# AUFGABENSTELLUNG:
Schreiben Sie die Einträge vom Beginn bis einschließlich der Zeile mit „data-point [284,416,293,425]“ unverändert ab.
────
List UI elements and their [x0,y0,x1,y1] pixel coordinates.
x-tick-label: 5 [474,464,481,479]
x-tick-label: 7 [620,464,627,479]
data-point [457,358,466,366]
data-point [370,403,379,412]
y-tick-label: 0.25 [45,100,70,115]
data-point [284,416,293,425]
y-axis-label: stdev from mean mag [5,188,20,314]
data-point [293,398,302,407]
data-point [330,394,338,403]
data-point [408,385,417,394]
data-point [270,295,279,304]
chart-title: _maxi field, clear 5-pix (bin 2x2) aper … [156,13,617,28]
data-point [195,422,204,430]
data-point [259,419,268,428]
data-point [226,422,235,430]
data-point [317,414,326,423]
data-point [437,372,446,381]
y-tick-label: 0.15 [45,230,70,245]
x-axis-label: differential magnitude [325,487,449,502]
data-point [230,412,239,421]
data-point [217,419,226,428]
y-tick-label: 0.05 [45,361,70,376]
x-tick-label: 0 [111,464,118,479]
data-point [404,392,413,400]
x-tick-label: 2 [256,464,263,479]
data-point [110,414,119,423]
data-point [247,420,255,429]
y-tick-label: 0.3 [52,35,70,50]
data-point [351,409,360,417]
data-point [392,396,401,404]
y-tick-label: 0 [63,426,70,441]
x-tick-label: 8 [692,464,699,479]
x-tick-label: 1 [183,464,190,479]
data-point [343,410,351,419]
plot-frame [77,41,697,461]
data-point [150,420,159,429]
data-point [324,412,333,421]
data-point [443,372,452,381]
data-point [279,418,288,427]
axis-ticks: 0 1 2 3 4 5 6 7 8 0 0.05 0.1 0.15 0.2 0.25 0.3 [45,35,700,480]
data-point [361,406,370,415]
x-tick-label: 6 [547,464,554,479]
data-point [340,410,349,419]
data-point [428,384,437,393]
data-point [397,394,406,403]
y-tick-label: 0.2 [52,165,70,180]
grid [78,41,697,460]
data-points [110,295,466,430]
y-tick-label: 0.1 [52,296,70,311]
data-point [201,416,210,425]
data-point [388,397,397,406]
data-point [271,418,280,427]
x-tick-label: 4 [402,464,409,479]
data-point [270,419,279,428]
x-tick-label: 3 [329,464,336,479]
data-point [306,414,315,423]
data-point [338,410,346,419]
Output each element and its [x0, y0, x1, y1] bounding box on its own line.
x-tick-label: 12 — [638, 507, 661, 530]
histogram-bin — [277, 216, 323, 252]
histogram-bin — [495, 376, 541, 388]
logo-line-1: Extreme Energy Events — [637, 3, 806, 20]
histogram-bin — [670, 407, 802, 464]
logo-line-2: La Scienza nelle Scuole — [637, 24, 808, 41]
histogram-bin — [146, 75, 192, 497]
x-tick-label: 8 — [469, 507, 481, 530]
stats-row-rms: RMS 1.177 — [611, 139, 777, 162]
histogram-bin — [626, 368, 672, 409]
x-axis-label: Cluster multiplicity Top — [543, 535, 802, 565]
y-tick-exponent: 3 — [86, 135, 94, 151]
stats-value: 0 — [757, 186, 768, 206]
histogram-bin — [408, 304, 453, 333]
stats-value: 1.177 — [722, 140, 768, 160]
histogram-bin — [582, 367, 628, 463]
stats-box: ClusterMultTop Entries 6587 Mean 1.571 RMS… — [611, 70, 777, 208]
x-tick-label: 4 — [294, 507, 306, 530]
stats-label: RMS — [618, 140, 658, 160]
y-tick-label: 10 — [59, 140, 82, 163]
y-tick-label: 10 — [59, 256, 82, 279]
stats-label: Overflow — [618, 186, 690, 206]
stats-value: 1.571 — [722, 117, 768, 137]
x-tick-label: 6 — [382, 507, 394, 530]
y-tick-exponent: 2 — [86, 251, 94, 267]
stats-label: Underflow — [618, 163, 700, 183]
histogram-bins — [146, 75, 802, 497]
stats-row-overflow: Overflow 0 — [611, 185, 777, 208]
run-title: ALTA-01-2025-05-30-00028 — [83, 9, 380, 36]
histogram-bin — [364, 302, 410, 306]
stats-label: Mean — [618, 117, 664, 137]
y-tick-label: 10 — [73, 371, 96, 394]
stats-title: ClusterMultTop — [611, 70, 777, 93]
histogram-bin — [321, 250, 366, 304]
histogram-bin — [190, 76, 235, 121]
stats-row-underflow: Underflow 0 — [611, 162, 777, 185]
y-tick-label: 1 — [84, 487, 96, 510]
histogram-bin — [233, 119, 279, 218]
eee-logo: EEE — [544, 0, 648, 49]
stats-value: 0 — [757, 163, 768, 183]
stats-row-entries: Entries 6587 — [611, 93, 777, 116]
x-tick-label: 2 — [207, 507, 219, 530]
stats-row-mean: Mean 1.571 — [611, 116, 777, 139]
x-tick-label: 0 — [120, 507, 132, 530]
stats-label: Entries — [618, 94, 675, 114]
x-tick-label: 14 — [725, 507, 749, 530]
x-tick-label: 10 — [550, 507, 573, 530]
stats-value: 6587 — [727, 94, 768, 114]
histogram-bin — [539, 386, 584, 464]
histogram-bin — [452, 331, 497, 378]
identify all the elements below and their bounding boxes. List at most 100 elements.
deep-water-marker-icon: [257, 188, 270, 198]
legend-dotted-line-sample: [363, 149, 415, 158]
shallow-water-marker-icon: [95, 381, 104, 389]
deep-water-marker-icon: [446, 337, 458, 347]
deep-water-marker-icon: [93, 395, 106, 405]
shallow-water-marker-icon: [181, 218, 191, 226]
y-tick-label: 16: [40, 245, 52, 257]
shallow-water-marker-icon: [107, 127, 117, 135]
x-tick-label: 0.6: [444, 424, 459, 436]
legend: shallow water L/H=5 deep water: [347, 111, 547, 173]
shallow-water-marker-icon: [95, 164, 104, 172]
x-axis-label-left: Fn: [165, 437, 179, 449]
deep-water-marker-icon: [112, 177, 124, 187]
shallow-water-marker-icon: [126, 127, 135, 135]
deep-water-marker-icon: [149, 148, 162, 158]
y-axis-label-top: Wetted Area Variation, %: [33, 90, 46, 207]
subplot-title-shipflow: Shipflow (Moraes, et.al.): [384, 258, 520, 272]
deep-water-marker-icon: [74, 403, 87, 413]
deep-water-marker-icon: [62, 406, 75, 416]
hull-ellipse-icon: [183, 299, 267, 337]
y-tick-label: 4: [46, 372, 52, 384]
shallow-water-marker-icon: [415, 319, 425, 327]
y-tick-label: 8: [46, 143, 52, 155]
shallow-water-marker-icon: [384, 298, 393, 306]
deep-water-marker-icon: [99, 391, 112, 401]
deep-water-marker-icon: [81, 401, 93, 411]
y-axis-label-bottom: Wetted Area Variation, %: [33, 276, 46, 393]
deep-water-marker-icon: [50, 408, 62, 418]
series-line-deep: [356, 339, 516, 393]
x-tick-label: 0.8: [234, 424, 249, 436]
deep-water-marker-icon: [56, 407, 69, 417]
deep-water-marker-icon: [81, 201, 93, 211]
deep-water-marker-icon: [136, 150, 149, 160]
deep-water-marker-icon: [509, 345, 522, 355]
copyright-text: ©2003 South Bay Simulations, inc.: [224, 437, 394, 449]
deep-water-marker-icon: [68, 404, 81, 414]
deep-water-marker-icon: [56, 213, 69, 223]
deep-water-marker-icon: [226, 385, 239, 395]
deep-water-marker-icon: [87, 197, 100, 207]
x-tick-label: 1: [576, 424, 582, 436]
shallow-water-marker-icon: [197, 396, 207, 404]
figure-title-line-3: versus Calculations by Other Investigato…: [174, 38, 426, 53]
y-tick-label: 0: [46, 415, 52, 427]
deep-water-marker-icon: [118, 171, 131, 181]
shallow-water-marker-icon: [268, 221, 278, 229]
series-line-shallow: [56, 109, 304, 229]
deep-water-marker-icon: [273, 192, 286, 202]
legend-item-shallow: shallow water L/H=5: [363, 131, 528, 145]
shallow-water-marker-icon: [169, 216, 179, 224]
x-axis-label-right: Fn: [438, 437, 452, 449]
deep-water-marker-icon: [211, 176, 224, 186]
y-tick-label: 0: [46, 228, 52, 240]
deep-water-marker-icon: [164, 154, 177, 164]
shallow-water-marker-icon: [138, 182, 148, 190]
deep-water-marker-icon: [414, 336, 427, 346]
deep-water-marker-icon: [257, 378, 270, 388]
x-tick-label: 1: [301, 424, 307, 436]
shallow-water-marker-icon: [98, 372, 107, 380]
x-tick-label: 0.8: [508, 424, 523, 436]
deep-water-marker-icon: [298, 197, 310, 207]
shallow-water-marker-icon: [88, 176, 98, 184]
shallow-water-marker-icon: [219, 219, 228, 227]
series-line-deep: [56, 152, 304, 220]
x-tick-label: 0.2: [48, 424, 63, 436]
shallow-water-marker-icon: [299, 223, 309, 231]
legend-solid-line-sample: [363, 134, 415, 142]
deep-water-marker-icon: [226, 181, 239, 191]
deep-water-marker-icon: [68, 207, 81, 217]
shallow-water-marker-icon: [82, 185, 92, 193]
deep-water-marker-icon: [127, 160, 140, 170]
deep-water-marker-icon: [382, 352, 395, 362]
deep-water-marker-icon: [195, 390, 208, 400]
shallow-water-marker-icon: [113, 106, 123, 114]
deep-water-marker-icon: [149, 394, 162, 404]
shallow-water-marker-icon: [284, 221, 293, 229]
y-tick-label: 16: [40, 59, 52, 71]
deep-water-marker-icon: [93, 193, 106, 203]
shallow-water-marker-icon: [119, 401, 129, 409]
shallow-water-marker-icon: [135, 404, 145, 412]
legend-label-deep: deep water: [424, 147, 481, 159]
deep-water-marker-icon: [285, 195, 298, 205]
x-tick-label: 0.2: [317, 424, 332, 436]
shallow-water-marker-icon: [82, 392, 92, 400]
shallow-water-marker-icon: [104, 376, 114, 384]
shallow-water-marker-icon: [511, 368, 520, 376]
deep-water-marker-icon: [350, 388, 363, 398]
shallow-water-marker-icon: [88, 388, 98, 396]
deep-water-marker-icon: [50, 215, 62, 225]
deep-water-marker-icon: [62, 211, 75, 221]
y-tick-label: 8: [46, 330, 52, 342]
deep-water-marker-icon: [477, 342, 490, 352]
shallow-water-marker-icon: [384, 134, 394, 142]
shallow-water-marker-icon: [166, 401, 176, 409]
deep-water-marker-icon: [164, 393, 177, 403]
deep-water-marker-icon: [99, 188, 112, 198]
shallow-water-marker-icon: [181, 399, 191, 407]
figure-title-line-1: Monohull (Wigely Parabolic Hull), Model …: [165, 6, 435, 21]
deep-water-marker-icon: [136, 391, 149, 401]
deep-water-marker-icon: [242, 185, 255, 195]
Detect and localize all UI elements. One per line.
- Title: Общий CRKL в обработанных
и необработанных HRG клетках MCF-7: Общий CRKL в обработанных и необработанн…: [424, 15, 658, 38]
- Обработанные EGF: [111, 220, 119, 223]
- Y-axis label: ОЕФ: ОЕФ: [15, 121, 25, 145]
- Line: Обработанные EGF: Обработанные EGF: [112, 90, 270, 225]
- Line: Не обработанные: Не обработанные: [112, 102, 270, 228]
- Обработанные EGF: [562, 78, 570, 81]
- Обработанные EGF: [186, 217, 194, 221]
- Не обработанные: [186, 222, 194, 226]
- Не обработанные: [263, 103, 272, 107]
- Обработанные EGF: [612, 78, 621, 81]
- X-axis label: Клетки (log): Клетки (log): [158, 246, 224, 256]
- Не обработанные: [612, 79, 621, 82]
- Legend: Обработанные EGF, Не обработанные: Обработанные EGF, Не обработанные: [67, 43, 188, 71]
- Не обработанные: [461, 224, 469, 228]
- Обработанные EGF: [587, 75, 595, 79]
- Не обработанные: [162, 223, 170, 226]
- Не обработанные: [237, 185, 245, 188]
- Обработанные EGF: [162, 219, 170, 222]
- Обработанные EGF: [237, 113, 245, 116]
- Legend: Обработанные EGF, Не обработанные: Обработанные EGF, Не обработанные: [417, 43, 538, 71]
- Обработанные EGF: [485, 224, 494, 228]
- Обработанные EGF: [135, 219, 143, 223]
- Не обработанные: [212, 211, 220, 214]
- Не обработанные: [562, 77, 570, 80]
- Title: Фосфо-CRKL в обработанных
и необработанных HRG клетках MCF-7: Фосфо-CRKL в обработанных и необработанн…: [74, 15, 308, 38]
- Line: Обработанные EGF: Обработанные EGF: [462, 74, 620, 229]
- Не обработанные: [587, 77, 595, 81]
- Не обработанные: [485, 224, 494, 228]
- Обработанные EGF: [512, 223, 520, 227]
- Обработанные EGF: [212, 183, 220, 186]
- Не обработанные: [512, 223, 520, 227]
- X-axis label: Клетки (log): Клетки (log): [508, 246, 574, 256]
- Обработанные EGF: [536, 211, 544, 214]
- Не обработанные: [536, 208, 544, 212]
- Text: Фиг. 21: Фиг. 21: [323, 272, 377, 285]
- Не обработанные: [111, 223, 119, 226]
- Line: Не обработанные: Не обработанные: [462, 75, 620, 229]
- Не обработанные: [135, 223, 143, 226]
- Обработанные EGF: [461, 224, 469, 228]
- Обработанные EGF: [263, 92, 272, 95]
────
# KORREKTE LÖSUNG:
List UI elements and their [x0,y0,x1,y1] pixel coordinates.
x-tick-label: 5 [474,464,481,479]
x-tick-label: 7 [620,464,627,479]
data-point [457,358,466,366]
data-point [370,403,379,412]
y-tick-label: 0.25 [45,100,70,115]
data-point [284,416,293,425]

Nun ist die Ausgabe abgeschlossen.